+++ Source data +++

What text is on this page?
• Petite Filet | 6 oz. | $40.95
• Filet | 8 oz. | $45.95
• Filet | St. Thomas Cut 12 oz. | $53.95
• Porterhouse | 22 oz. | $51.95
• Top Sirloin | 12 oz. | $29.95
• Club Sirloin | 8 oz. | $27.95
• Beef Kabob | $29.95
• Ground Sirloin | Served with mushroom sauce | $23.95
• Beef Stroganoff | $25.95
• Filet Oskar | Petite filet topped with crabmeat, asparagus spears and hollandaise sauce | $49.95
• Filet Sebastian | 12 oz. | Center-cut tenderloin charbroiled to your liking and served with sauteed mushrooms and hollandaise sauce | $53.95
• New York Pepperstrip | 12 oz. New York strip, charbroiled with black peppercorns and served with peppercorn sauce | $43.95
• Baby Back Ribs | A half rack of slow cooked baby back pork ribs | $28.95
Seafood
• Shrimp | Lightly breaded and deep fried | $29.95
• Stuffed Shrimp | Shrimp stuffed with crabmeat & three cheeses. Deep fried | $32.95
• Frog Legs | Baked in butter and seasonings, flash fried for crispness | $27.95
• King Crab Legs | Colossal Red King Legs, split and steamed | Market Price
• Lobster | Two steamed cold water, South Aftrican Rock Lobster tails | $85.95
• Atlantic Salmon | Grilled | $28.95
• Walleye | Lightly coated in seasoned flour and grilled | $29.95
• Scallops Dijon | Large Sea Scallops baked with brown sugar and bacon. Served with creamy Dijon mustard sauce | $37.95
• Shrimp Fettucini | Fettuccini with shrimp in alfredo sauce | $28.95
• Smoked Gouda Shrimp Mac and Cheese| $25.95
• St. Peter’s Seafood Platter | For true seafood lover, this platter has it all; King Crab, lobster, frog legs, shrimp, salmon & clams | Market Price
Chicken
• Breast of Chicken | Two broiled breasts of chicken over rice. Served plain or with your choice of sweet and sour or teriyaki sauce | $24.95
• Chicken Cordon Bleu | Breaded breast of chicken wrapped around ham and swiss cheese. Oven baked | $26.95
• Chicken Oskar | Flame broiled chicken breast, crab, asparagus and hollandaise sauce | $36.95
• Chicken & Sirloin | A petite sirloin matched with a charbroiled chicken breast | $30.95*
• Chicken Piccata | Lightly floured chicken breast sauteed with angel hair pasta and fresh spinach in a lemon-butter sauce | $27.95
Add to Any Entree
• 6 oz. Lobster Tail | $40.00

+++

Retype all of the entries precisely as they are.

What text is on this page?
• Petite Filet | 6 oz. | $40.95
• Filet | 8 oz. | $45.95
• Filet | St. Thomas Cut 12 oz. | $53.95
• Porterhouse | 22 oz. | $51.95
• Top Sirloin | 12 oz. | $29.95
• Club Sirloin | 8 oz. | $27.95
• Beef Kabob | $29.95
• Ground Sirloin | Served with mushroom sauce | $23.95
• Beef Stroganoff | $25.95
• Filet Oskar | Petite filet topped with crabmeat, asparagus spears and hollandaise sauce | $49.95
• Filet Sebastian | 12 oz. | Center-cut tenderloin charbroiled to your liking and served with sauteed mushrooms and hollandaise sauce | $53.95
• New York Pepperstrip | 12 oz. New York strip, charbroiled with black peppercorns and served with peppercorn sauce | $43.95
• Baby Back Ribs | A half rack of slow cooked baby back pork ribs | $28.95
Seafood
• Shrimp | Lightly breaded and deep fried | $29.95
• Stuffed Shrimp | Shrimp stuffed with crabmeat & three cheeses. Deep fried | $32.95
• Frog Legs | Baked in butter and seasonings, flash fried for crispness | $27.95
• King Crab Legs | Colossal Red King Legs, split and steamed | Market Price
• Lobster | Two steamed cold water, South Aftrican Rock Lobster tails | $85.95
• Atlantic Salmon | Grilled | $28.95
• Walleye | Lightly coated in seasoned flour and grilled | $29.95
• Scallops Dijon | Large Sea Scallops baked with brown sugar and bacon. Served with creamy Dijon mustard sauce | $37.95
• Shrimp Fettucini | Fettuccini with shrimp in alfredo sauce | $28.95
• Smoked Gouda Shrimp Mac and Cheese| $25.95
• St. Peter’s Seafood Platter | For true seafood lover, this platter has it all; King Crab, lobster, frog legs, shrimp, salmon & clams | Market Price
Chicken
• Breast of Chicken | Two broiled breasts of chicken over rice. Served plain or with your choice of sweet and sour or teriyaki sauce | $24.95
• Chicken Cordon Bleu | Breaded breast of chicken wrapped around ham and swiss cheese. Oven baked | $26.95
• Chicken Oskar | Flame broiled chicken breast, crab, asparagus and hollandaise sauce | $36.95
• Chicken & Sirloin | A petite sirloin matched with a charbroiled chicken breast | $30.95*
• Chicken Piccata | Lightly floured chicken breast sauteed with angel hair pasta and fresh spinach in a lemon-butter sauce | $27.95
Add to Any Entree
• 6 oz. Lobster Tail | $40.00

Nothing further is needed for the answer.